(Collection entries)
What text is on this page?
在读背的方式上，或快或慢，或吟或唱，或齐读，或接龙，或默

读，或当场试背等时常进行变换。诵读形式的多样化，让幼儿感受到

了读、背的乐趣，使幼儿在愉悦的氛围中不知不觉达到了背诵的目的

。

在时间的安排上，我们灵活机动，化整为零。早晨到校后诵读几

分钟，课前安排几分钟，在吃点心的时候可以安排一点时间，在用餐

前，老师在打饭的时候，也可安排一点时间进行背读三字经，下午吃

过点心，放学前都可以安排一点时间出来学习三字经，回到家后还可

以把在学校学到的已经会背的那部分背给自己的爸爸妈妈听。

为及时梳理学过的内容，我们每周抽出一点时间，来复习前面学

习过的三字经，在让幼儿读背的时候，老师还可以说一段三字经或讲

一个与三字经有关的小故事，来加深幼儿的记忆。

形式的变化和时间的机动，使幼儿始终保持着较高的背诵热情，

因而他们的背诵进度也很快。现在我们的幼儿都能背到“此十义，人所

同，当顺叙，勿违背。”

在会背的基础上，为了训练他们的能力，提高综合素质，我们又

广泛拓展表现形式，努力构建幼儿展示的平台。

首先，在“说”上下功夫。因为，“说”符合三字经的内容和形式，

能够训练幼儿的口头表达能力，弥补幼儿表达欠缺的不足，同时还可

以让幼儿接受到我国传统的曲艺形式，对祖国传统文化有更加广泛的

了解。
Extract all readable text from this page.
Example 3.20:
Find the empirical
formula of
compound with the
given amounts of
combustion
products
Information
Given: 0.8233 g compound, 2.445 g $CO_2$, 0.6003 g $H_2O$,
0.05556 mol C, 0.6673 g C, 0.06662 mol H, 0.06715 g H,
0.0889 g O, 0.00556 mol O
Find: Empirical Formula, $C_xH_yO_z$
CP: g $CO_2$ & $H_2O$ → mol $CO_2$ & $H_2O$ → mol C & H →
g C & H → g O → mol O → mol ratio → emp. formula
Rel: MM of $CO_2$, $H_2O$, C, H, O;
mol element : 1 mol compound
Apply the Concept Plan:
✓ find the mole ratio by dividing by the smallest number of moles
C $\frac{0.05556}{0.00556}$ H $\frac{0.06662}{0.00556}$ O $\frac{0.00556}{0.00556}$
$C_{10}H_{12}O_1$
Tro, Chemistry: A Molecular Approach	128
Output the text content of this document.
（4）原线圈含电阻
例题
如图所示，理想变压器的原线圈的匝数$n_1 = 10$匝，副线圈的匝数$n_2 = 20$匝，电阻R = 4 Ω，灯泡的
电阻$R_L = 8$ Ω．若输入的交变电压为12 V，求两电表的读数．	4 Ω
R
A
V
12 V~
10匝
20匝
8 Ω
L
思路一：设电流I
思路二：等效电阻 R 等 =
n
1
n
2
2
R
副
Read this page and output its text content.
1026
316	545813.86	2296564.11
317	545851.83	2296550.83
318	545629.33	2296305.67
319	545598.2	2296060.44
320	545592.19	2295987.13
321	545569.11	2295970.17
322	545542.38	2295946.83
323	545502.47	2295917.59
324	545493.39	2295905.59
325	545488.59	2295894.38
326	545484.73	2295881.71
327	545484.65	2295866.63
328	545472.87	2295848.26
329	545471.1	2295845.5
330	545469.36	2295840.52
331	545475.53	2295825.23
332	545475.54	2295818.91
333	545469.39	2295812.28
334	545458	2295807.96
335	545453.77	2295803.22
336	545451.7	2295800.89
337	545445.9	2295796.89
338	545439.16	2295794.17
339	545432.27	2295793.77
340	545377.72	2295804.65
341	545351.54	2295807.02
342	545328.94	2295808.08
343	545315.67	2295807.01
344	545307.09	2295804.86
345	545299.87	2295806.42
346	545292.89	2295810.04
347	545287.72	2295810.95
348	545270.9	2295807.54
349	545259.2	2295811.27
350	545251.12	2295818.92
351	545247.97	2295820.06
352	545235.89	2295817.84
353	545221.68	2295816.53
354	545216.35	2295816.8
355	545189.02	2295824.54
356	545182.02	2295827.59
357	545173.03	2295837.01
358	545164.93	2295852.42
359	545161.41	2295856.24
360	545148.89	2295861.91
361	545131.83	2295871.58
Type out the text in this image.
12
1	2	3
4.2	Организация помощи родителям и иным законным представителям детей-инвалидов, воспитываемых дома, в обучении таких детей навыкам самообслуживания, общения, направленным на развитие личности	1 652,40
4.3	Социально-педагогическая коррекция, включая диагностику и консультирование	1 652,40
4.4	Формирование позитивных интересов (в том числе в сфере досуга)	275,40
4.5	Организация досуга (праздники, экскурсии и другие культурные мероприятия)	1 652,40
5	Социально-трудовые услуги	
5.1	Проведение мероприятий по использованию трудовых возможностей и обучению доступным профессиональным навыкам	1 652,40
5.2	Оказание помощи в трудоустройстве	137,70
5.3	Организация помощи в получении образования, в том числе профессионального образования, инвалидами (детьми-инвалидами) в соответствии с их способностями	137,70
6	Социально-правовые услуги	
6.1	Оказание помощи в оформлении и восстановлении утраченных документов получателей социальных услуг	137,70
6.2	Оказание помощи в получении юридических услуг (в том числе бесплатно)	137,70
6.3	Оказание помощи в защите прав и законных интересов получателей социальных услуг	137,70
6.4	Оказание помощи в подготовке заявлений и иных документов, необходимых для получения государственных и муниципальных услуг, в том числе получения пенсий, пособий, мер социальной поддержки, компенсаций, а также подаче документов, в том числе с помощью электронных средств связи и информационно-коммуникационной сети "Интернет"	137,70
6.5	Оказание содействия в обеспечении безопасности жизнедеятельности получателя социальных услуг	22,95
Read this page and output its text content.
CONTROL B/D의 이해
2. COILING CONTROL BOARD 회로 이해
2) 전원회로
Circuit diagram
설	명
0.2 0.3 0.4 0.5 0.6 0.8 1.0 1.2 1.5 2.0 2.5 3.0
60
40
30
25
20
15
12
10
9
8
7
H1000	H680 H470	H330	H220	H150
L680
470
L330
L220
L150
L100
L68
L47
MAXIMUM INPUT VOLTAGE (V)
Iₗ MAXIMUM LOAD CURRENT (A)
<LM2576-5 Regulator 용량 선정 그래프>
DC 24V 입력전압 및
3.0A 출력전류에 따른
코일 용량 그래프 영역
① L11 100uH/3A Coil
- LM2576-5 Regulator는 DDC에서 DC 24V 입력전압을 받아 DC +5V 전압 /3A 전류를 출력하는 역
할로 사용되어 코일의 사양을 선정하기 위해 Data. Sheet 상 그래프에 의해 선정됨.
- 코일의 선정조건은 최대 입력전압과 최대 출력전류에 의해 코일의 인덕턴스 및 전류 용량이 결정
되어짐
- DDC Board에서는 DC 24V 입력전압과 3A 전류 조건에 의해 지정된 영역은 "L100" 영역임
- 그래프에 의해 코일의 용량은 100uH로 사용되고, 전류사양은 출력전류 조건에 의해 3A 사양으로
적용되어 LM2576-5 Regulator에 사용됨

■ Task instructions: Return every entry exactly as given.

■ Exercise solution:
What text is on this page?
在读背的方式上，或快或慢，或吟或唱，或齐读，或接龙，或默

读，或当场试背等时常进行变换。诵读形式的多样化，让幼儿感受到

了读、背的乐趣，使幼儿在愉悦的氛围中不知不觉达到了背诵的目的

。

在时间的安排上，我们灵活机动，化整为零。早晨到校后诵读几

分钟，课前安排几分钟，在吃点心的时候可以安排一点时间，在用餐

前，老师在打饭的时候，也可安排一点时间进行背读三字经，下午吃

过点心，放学前都可以安排一点时间出来学习三字经，回到家后还可

以把在学校学到的已经会背的那部分背给自己的爸爸妈妈听。

为及时梳理学过的内容，我们每周抽出一点时间，来复习前面学

习过的三字经，在让幼儿读背的时候，老师还可以说一段三字经或讲

一个与三字经有关的小故事，来加深幼儿的记忆。

形式的变化和时间的机动，使幼儿始终保持着较高的背诵热情，

因而他们的背诵进度也很快。现在我们的幼儿都能背到“此十义，人所

同，当顺叙，勿违背。”

在会背的基础上，为了训练他们的能力，提高综合素质，我们又

广泛拓展表现形式，努力构建幼儿展示的平台。

首先，在“说”上下功夫。因为，“说”符合三字经的内容和形式，

能够训练幼儿的口头表达能力，弥补幼儿表达欠缺的不足，同时还可

以让幼儿接受到我国传统的曲艺形式，对祖国传统文化有更加广泛的

了解。
Extract all readable text from this page.
Example 3.20:
Find the empirical
formula of
compound with the
given amounts of
combustion
products
Information
Given: 0.8233 g compound, 2.445 g $CO_2$, 0.6003 g $H_2O$,
0.05556 mol C, 0.6673 g C, 0.06662 mol H, 0.06715 g H,
0.0889 g O, 0.00556 mol O
Find: Empirical Formula, $C_xH_yO_z$
CP: g $CO_2$ & $H_2O$ → mol $CO_2$ & $H_2O$ → mol C & H →
g C & H → g O → mol O → mol ratio → emp. formula
Rel: MM of $CO_2$, $H_2O$, C, H, O;
mol element : 1 mol compound
Apply the Concept Plan:
✓ find the mole ratio by dividing by the smallest number of moles
C $\frac{0.05556}{0.00556}$ H $\frac{0.06662}{0.00556}$ O $\frac{0.00556}{0.00556}$
$C_{10}H_{12}O_1$
Tro, Chemistry: A Molecular Approach	128
Output the text content of this document.
（4）原线圈含电阻
例题
如图所示，理想变压器的原线圈的匝数$n_1 = 10$匝，副线圈的匝数$n_2 = 20$匝，电阻R = 4 Ω，灯泡的
电阻$R_L = 8$ Ω．若输入的交变电压为12 V，求两电表的读数．	4 Ω
R
A
V
12 V~
10匝
20匝
8 Ω
L
思路一：设电流I
思路二：等效电阻 R 等 =
n
1
n
2
2
R
副
Read this page and output its text content.
1026
316	545813.86	2296564.11
317	545851.83	2296550.83
318	545629.33	2296305.67
319	545598.2	2296060.44
320	545592.19	2295987.13
321	545569.11	2295970.17
322	545542.38	2295946.83
323	545502.47	2295917.59
324	545493.39	2295905.59
325	545488.59	2295894.38
326	545484.73	2295881.71
327	545484.65	2295866.63
328	545472.87	2295848.26
329	545471.1	2295845.5
330	545469.36	2295840.52
331	545475.53	2295825.23
332	545475.54	2295818.91
333	545469.39	2295812.28
334	545458	2295807.96
335	545453.77	2295803.22
336	545451.7	2295800.89
337	545445.9	2295796.89
338	545439.16	2295794.17
339	545432.27	2295793.77
340	545377.72	2295804.65
341	545351.54	2295807.02
342	545328.94	2295808.08
343	545315.67	2295807.01
344	545307.09	2295804.86
345	545299.87	2295806.42
346	545292.89	2295810.04
347	545287.72	2295810.95
348	545270.9	2295807.54
349	545259.2	2295811.27
350	545251.12	2295818.92
351	545247.97	2295820.06
352	545235.89	2295817.84
353	545221.68	2295816.53
354	545216.35	2295816.8
355	545189.02	2295824.54
356	545182.02	2295827.59
357	545173.03	2295837.01
358	545164.93	2295852.42
359	545161.41	2295856.24
360	545148.89	2295861.91
361	545131.83	2295871.58
Type out the text in this image.
12
1	2	3
4.2	Организация помощи родителям и иным законным представителям детей-инвалидов, воспитываемых дома, в обучении таких детей навыкам самообслуживания, общения, направленным на развитие личности	1 652,40
4.3	Социально-педагогическая коррекция, включая диагностику и консультирование	1 652,40
4.4	Формирование позитивных интересов (в том числе в сфере досуга)	275,40
4.5	Организация досуга (праздники, экскурсии и другие культурные мероприятия)	1 652,40
5	Социально-трудовые услуги	
5.1	Проведение мероприятий по использованию трудовых возможностей и обучению доступным профессиональным навыкам	1 652,40
5.2	Оказание помощи в трудоустройстве	137,70
5.3	Организация помощи в получении образования, в том числе профессионального образования, инвалидами (детьми-инвалидами) в соответствии с их способностями	137,70
6	Социально-правовые услуги	
6.1	Оказание помощи в оформлении и восстановлении утраченных документов получателей социальных услуг	137,70
6.2	Оказание помощи в получении юридических услуг (в том числе бесплатно)	137,70
6.3	Оказание помощи в защите прав и законных интересов получателей социальных услуг	137,70
6.4	Оказание помощи в подготовке заявлений и иных документов, необходимых для получения государственных и муниципальных услуг, в том числе получения пенсий, пособий, мер социальной поддержки, компенсаций, а также подаче документов, в том числе с помощью электронных средств связи и информационно-коммуникационной сети "Интернет"	137,70
6.5	Оказание содействия в обеспечении безопасности жизнедеятельности получателя социальных услуг	22,95
Read this page and output its text content.
CONTROL B/D의 이해
2. COILING CONTROL BOARD 회로 이해
2) 전원회로
Circuit diagram
설	명
0.2 0.3 0.4 0.5 0.6 0.8 1.0 1.2 1.5 2.0 2.5 3.0
60
40
30
25
20
15
12
10
9
8
7
H1000	H680 H470	H330	H220	H150
L680
470
L330
L220
L150
L100
L68
L47
MAXIMUM INPUT VOLTAGE (V)
Iₗ MAXIMUM LOAD CURRENT (A)
<LM2576-5 Regulator 용량 선정 그래프>
DC 24V 입력전압 및
3.0A 출력전류에 따른
코일 용량 그래프 영역
① L11 100uH/3A Coil
- LM2576-5 Regulator는 DDC에서 DC 24V 입력전압을 받아 DC +5V 전압 /3A 전류를 출력하는 역
할로 사용되어 코일의 사양을 선정하기 위해 Data. Sheet 상 그래프에 의해 선정됨.
- 코일의 선정조건은 최대 입력전압과 최대 출력전류에 의해 코일의 인덕턴스 및 전류 용량이 결정
되어짐
- DDC Board에서는 DC 24V 입력전압과 3A 전류 조건에 의해 지정된 영역은 "L100" 영역임
- 그래프에 의해 코일의 용량은 100uH로 사용되고, 전류사양은 출력전류 조건에 의해 3A 사양으로
적용되어 LM2576-5 Regulator에 사용됨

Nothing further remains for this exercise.